Extracted data.
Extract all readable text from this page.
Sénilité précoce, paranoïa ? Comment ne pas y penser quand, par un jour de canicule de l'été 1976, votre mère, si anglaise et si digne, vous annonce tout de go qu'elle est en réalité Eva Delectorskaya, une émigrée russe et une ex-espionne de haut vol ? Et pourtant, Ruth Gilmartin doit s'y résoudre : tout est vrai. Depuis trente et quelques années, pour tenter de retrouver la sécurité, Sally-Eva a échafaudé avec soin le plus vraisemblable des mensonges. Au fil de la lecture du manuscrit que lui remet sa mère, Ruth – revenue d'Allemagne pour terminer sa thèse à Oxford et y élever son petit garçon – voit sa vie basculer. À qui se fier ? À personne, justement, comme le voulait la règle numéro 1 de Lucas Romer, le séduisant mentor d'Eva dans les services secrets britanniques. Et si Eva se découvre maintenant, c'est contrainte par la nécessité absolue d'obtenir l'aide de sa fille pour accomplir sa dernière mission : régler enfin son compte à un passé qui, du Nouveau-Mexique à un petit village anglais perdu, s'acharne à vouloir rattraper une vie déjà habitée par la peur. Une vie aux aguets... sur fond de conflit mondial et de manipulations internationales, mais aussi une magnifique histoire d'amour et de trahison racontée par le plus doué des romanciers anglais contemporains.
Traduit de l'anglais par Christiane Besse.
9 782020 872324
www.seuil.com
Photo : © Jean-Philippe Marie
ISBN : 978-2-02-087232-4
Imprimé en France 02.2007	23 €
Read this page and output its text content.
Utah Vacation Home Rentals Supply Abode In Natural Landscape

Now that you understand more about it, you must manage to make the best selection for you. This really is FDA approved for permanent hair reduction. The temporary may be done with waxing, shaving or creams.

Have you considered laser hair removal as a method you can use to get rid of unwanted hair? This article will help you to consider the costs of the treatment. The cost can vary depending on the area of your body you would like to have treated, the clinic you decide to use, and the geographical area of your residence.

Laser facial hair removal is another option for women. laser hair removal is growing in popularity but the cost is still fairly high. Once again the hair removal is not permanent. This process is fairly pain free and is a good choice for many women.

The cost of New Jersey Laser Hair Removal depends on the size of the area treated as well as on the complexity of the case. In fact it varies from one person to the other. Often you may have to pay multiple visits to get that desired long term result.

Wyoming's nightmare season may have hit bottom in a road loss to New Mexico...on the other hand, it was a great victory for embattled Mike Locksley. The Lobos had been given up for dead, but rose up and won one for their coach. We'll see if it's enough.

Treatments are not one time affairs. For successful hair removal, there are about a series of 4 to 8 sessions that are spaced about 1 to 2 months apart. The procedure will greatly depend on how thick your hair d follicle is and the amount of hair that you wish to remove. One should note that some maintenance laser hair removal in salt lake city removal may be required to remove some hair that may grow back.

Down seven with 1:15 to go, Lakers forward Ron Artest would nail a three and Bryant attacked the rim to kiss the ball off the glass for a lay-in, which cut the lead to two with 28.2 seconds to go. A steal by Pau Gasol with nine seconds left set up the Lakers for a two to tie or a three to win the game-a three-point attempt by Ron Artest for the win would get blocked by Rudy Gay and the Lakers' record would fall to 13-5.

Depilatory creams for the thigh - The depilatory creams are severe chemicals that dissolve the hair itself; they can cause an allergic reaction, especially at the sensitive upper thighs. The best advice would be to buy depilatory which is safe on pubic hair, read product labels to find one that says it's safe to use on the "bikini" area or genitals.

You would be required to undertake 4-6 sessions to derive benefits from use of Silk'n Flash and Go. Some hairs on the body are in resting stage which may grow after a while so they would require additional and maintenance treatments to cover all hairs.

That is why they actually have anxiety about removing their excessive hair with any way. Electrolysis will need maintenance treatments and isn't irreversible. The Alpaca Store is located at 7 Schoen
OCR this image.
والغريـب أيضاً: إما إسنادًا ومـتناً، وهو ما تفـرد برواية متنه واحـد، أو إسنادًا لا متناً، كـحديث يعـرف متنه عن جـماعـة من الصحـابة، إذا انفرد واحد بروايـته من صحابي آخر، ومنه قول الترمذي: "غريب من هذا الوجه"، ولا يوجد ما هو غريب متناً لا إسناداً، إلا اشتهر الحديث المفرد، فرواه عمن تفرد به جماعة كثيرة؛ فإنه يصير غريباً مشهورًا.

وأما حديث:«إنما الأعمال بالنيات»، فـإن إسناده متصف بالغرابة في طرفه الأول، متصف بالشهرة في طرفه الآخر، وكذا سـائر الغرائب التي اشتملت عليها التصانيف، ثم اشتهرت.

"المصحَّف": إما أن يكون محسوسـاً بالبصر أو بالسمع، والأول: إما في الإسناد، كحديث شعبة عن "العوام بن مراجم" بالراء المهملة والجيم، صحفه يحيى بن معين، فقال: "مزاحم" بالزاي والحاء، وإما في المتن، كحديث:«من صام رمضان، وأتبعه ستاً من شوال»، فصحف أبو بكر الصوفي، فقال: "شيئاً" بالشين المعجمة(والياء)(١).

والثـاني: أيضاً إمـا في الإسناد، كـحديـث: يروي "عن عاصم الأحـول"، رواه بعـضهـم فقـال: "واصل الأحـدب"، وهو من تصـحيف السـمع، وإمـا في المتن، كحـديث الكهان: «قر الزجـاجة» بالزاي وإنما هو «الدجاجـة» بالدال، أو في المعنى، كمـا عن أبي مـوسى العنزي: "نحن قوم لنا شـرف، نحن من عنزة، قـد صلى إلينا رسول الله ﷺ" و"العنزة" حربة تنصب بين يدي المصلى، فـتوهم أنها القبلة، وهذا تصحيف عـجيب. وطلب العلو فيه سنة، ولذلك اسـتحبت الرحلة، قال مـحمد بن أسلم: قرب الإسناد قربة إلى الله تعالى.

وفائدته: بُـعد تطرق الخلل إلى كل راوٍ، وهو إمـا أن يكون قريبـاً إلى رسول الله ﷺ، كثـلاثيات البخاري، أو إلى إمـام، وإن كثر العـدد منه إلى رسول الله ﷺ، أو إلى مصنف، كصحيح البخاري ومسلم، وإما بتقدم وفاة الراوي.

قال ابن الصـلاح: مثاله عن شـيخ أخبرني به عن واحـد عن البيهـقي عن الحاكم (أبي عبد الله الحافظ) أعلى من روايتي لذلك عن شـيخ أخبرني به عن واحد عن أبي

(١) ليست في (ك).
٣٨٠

Task to complete. From the entries above, extract every line where the word "sessions" appears.

Result of this task.
Treatments are not one time affairs. For successful hair removal, there are about a series of 4 to 8 sessions that are spaced about 1 to 2 months apart. The procedure will greatly depend on how thick your hair d follicle is and the amount of hair that you wish to remove. One should note that some maintenance laser hair removal in salt lake city removal may be required to remove some hair that may grow back.
You would be required to undertake 4-6 sessions to derive benefits from use of Silk'n Flash and Go. Some hairs on the body are in resting stage which may grow after a while so they would require additional and maintenance treatments to cover all hairs.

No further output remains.